* Excerto
┄┄┄┄┄┄

8. A Requerida respondeu, por impugnação, sustentando que o presente pedido deve ser julgado improcedente, com os seguintes fundamentos:

a)            A Requerente foi notificada para, querendo, exercer o direito de audição prévia sobre o projeto de Relatório de Inspeção Tributária (RIT), como resulta do Capítulo IX daquele Relatório, sendo dispensada a audição antes da liquidação, nos termos do artigo 60º,, n.º3, da LGT, sendo que a mesma confessa, no ponto 192 da PI, que exerceu o direito de audiência;

b)           A Requerente demonstra perfeito conhecimento do teor da liquidação e RIT, meios de reação e prazos ao seu dispor;

c)            Para além de notificada para exercer o direito de audiência prévia (que exerceu) ainda foi notificada do RIT, no qual consta, o capítulo I.1 – Correções de Natureza Meramente Aritméticas;

d)           Na tabela do Capítulo I.1. do RIT é identificado o imposto em falta por exercício, sendo que se encontra ali o montante correspondente ao ano de 2010, a saber, € 447, 169,59 ao qual acrescerá o montante de juros compensatórios, sendo perfeitamente percetível de onde resulta a liquidação, assim como a sua fundamentação;

e)           O capítulo III. 5.1. - Imposto em falta de IRS, do RIT, descreve sucintamente todo o imposto em falta e correções que iriam ser efetuadas, assim como a base legal para o efeito, sendo que o artigo 76.º, n.º 1, da LGT, atribui fé às informações prestadas pela inspeção tributária, quando fundamentadas e baseadas em critérios objetivos, ao mesmo tempo que o artigo 77.º da LGT permite a fundamentação por concordância com os fundamentos que integrem o RIT; 

f)            As disposições legais aplicáveis, a qualificação e quantificação dos factos tributários e as operações de apuramento da matéria tributável e do tributo exigidas pelo n.º 2 do art.º 77º da LGT, bem como os meios de reação, estão mencionadas nos documentos de cobrança / nota de liquidação, dos quais a Requerente foi notificada validamente;

g)            A Requerente, na sua longa PI, demonstra ser perfeitamente conhecedora dos fundamentos de facto e de direito, assim como do percurso que AT efetuou para chegar às conclusões que chegou; ´

h)           Resulta claro ao longo de todo o RIT a descrição dessa interligação dos atos descritos com essa intenção da R obter uma vantagem fiscal indevida, assim como resulta claro porque é que o legislador nunca teve em mente dar tal vantagem aos contribuintes;

i)             A sucessão de atos identificada e a alegada urgência em realizar as operações descritas no RIT revelam a intenção de aproveitar a exclusão de tributação, prevista no n.º 2 do artigo 10.º do CIRS (Revogado pela Lei n.° 3-B/2010 de 28 de abril), conjugada com o gerar créditos, na A... SGPS, SA a favor dos acionistas, no caso sob a denominação de "créditos" cujo recebimento, no futuro, não estaria sujeito a qualquer tributação; (cf. fls. 23 do cit. Doc. n.° 3).

┄┄┄┄┄┄

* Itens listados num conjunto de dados
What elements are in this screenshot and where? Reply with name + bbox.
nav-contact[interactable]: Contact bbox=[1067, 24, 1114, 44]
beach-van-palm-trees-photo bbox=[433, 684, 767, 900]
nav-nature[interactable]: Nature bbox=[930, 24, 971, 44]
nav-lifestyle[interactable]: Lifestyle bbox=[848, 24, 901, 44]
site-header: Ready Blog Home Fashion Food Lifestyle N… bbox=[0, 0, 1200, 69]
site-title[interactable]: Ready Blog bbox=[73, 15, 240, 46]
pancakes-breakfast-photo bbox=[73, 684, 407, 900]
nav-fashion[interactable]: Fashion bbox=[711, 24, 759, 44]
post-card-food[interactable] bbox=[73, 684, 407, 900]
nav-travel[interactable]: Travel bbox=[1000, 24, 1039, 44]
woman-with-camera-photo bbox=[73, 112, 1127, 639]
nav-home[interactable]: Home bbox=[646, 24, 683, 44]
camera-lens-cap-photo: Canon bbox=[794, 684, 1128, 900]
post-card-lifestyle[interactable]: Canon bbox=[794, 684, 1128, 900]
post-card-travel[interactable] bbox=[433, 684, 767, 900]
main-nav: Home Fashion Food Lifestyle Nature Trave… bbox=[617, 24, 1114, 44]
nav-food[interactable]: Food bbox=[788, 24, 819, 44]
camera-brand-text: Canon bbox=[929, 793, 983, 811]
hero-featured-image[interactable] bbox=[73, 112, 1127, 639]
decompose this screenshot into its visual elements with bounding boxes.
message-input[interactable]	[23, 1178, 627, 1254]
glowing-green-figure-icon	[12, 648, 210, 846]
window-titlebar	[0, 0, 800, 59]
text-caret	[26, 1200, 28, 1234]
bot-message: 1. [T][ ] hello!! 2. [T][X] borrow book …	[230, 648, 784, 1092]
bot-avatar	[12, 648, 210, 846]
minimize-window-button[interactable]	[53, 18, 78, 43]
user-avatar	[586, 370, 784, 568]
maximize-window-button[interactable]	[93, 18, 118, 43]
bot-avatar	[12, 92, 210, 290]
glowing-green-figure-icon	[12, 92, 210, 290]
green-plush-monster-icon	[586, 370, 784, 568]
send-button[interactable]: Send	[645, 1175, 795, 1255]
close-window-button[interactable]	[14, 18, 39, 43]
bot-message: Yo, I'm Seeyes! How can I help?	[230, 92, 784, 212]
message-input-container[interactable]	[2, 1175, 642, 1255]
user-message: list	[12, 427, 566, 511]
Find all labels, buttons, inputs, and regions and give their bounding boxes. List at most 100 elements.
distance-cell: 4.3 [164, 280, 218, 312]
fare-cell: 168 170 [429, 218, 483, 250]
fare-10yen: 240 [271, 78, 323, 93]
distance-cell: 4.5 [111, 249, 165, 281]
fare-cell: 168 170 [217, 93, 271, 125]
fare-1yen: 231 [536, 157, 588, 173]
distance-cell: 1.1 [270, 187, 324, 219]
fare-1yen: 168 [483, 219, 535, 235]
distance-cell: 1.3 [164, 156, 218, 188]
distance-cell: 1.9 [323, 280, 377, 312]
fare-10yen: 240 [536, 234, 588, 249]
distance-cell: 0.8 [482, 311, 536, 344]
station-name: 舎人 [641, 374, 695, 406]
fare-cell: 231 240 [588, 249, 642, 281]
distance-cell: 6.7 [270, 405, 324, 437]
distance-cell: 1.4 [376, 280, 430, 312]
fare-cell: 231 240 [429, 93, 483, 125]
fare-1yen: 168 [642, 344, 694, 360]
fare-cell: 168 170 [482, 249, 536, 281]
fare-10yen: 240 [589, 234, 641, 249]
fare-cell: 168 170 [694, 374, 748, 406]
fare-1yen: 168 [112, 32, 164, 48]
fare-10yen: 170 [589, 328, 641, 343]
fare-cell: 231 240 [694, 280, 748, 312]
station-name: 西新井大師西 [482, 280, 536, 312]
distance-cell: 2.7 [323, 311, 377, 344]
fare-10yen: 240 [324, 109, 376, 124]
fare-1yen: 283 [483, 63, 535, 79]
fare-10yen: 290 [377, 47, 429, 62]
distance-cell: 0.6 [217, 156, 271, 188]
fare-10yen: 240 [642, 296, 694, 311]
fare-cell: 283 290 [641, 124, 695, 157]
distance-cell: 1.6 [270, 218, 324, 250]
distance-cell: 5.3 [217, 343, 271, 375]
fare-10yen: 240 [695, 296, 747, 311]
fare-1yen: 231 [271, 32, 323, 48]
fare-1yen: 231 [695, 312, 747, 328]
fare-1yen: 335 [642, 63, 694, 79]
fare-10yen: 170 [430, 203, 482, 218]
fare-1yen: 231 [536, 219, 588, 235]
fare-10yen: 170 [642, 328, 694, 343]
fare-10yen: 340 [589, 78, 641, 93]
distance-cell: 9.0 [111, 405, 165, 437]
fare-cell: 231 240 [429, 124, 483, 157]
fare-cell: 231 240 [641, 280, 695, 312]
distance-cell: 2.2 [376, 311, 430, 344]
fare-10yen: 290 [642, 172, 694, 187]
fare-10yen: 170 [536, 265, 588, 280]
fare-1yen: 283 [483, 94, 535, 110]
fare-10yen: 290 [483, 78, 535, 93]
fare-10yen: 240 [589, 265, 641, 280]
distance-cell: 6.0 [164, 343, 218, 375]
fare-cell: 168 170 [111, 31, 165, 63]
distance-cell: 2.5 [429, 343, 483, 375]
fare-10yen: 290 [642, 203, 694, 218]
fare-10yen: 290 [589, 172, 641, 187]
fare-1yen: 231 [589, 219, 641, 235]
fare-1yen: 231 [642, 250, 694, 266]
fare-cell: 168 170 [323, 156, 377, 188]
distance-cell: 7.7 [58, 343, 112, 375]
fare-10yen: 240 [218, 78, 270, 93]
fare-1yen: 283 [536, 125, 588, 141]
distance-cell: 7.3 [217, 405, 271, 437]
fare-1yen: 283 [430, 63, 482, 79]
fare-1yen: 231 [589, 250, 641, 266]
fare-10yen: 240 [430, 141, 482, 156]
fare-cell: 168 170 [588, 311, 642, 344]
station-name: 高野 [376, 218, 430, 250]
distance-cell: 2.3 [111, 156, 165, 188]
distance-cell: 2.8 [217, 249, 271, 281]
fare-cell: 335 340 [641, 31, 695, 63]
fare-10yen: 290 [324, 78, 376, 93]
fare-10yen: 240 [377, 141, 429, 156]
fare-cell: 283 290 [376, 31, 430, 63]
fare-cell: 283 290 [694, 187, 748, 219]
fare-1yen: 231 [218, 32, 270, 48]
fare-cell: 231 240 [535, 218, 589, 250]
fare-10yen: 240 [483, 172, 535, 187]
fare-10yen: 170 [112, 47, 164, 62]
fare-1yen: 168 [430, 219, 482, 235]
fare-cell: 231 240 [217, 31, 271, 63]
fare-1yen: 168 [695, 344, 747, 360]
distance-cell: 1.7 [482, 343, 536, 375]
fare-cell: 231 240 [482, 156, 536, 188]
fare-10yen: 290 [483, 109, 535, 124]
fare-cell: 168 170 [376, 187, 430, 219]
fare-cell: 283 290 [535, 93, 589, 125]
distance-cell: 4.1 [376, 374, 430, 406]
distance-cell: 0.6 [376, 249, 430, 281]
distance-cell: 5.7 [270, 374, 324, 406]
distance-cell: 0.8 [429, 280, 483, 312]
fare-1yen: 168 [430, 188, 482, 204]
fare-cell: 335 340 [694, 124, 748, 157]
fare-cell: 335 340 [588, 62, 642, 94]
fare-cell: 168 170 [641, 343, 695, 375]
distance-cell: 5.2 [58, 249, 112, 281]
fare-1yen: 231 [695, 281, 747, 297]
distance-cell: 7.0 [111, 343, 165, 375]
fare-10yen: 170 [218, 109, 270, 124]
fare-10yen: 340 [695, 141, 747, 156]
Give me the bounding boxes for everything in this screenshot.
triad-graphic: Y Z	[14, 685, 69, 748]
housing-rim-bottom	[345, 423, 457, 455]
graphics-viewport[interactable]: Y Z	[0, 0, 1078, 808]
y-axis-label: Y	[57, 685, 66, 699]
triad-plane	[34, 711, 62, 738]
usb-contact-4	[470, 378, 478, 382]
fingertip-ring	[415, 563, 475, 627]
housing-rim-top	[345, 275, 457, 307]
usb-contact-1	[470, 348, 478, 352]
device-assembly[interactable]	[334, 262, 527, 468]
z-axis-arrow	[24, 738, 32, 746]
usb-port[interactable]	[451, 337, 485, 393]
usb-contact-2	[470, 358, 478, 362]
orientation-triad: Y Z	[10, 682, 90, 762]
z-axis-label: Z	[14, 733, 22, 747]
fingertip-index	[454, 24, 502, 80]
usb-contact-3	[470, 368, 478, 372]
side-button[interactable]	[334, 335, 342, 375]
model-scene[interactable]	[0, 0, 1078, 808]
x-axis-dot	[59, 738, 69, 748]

┄┄┄┄┄┄

* Instrução 1
Segundo o excerto, que lei revogou o n.º 2 do artigo 10.º do CIRS?
* Instrução 2
Copie sem alterações as linhas da listagem desde a primeira até à linha que contém "site-title[interactable]: Ready Blog", incluindo esta.
O excerto e a listagem provêm de fontes diferentes.

* Resposta 1
A Lei n.º 3-B/2010, de 28 de abril.

* Resposta 2
What elements are in this screenshot and where? Reply with name + bbox.
nav-contact[interactable]: Contact bbox=[1067, 24, 1114, 44]
beach-van-palm-trees-photo bbox=[433, 684, 767, 900]
nav-nature[interactable]: Nature bbox=[930, 24, 971, 44]
nav-lifestyle[interactable]: Lifestyle bbox=[848, 24, 901, 44]
site-header: Ready Blog Home Fashion Food Lifestyle N… bbox=[0, 0, 1200, 69]
site-title[interactable]: Ready Blog bbox=[73, 15, 240, 46]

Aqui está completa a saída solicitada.